§ **Recorded information**:

——

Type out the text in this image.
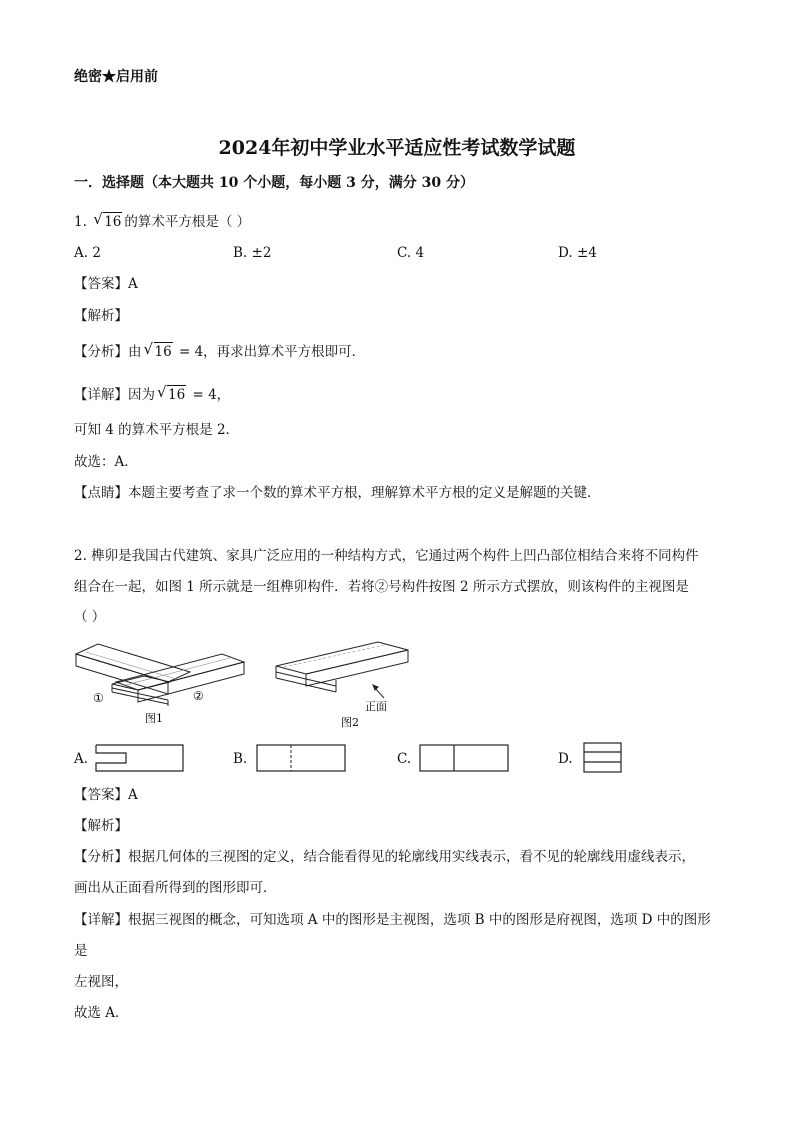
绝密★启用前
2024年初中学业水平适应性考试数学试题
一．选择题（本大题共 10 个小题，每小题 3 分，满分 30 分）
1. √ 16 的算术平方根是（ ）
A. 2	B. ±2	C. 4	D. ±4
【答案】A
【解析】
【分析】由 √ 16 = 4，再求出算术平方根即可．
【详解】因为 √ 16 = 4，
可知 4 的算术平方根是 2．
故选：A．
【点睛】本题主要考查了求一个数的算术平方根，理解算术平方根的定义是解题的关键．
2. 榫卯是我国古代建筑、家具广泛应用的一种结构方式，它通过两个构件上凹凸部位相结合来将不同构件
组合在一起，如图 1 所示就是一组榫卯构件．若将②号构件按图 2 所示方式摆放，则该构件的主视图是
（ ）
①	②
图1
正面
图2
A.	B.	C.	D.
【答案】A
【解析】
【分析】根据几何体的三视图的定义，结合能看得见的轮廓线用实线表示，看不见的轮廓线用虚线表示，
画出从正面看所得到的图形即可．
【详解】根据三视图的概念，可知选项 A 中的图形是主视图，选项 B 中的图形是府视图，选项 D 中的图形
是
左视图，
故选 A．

——

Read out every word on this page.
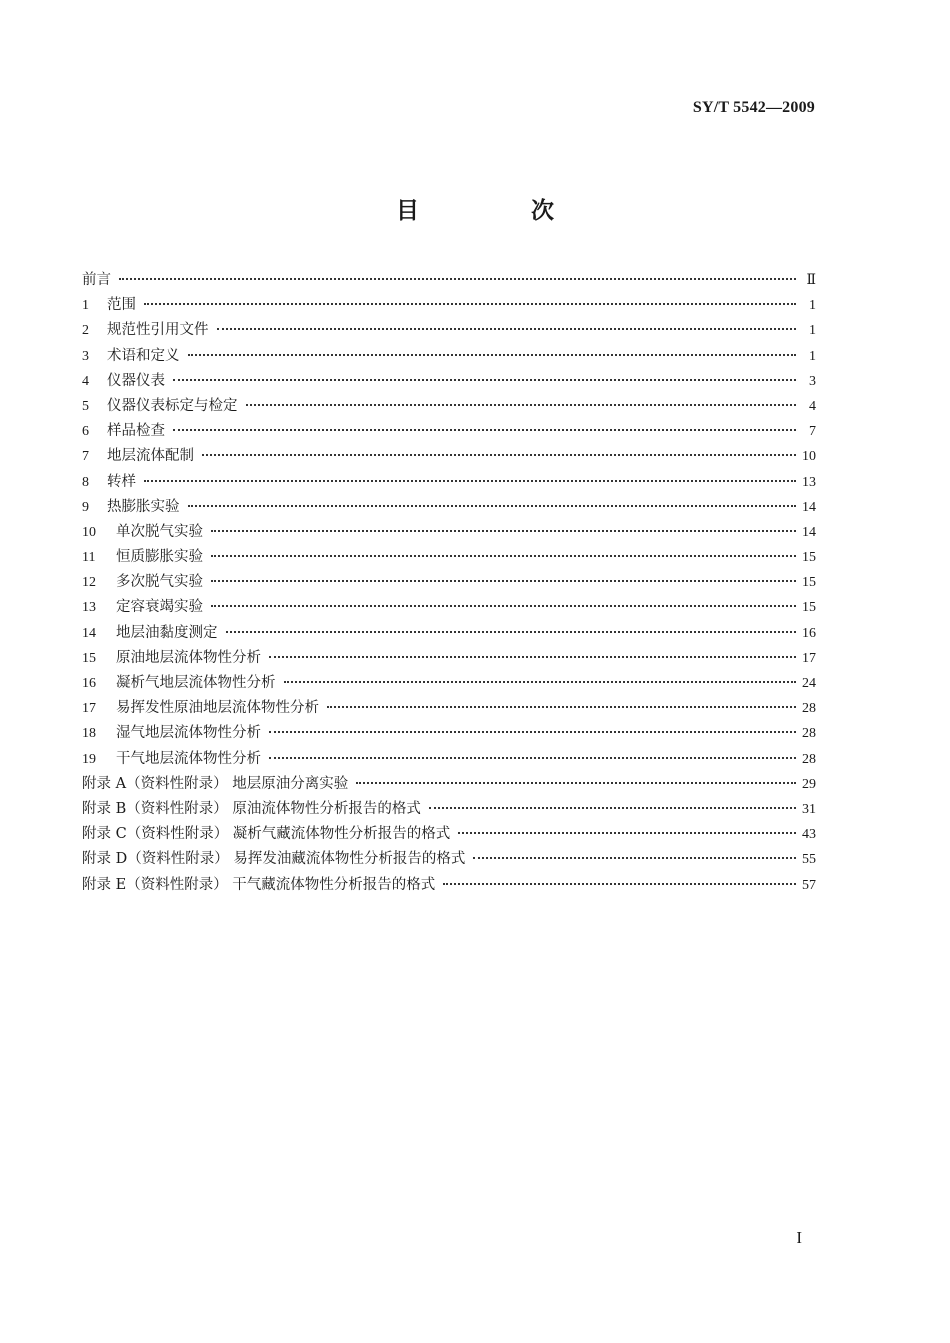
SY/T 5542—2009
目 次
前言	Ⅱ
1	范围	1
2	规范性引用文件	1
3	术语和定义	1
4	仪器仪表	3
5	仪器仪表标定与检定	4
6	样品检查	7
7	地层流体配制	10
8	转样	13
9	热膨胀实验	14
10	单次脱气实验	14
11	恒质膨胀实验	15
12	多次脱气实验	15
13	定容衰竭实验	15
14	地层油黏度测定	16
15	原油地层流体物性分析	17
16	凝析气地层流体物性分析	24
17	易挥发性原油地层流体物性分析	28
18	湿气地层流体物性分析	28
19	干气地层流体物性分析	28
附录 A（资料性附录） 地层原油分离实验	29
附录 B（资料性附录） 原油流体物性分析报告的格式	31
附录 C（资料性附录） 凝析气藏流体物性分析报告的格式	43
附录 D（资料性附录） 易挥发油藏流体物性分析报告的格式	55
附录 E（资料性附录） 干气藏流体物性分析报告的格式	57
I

——

§ **Given task**: Collect every line from the records above that contains the word "this".

§ **Task result**:
Type out the text in this image.
Read out every word on this page.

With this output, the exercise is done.